What to do:
Check every line of the entries for "Security", and copy the lines that hold it.

Data for processing:
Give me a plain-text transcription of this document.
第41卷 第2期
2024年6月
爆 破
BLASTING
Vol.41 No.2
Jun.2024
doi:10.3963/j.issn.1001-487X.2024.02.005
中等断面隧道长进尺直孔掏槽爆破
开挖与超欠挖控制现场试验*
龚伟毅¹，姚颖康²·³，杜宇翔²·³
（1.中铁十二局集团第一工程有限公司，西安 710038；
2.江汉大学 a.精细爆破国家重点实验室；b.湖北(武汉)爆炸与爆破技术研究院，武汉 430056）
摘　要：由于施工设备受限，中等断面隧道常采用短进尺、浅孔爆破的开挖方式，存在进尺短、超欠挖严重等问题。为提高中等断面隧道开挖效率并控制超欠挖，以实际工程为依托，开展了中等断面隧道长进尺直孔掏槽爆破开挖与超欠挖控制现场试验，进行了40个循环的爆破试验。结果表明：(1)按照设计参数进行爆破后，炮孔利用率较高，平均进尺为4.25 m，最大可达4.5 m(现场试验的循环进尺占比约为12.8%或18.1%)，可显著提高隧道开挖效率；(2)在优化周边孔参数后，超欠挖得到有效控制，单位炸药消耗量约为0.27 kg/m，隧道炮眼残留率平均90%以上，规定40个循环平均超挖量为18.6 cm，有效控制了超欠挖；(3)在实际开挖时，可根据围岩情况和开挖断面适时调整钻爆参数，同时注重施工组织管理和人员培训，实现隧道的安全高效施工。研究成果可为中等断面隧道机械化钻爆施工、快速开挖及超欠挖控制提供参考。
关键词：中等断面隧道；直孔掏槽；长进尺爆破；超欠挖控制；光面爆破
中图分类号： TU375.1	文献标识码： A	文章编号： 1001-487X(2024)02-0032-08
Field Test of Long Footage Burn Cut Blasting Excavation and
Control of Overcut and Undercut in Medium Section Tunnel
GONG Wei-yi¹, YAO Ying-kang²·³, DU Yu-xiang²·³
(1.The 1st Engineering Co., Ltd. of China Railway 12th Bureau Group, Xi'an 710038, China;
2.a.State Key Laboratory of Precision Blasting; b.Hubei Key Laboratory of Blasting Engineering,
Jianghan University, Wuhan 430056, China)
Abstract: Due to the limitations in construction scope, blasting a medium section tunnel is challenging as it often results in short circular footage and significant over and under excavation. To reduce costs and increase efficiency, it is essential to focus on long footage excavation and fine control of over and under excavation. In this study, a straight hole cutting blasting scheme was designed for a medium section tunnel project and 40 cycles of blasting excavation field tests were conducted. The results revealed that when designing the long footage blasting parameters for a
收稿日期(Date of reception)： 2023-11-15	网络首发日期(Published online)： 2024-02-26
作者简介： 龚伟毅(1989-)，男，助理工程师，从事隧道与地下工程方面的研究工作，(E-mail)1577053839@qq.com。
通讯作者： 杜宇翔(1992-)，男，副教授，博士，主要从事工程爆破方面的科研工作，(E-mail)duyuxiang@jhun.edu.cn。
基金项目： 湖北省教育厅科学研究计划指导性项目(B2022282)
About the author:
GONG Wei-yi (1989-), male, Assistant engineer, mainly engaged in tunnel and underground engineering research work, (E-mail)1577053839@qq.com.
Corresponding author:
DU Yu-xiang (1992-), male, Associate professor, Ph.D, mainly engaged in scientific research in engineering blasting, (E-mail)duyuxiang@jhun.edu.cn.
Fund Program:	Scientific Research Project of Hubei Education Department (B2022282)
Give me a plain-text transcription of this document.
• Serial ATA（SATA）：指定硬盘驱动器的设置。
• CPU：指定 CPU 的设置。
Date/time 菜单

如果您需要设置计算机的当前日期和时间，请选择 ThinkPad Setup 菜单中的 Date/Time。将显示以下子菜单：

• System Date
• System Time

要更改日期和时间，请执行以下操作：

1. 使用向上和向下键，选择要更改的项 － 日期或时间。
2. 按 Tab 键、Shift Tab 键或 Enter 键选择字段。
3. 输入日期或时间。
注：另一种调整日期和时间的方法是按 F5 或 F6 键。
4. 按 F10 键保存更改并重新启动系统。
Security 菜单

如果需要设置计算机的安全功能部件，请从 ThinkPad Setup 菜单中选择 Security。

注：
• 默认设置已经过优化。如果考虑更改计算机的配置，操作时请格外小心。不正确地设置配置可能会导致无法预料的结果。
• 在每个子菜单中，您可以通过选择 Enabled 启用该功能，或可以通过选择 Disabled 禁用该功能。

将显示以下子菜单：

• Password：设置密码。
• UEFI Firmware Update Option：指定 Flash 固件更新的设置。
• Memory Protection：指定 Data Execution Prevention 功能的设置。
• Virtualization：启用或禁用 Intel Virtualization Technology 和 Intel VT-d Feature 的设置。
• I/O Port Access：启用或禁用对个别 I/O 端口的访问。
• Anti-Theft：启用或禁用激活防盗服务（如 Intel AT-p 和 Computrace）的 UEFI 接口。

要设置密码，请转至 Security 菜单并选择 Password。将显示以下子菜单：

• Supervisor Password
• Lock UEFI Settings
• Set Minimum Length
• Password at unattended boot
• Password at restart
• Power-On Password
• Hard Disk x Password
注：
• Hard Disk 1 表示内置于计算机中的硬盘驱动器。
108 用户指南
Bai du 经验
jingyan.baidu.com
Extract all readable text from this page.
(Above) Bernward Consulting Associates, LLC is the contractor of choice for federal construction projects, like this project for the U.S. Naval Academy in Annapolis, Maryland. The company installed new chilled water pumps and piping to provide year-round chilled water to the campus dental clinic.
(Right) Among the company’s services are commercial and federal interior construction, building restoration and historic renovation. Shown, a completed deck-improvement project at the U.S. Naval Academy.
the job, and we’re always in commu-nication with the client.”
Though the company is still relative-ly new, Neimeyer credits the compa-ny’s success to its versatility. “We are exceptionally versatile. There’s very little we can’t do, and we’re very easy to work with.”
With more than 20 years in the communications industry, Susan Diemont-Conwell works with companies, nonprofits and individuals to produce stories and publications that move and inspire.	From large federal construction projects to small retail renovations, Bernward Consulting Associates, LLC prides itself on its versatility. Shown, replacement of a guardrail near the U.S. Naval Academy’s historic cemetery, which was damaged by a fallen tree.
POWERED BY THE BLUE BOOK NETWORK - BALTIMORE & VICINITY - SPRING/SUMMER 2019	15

Completed exercise:
Security 菜单
如果需要设置计算机的安全功能部件，请从 ThinkPad Setup 菜单中选择 Security。
要设置密码，请转至 Security 菜单并选择 Password。将显示以下子菜单：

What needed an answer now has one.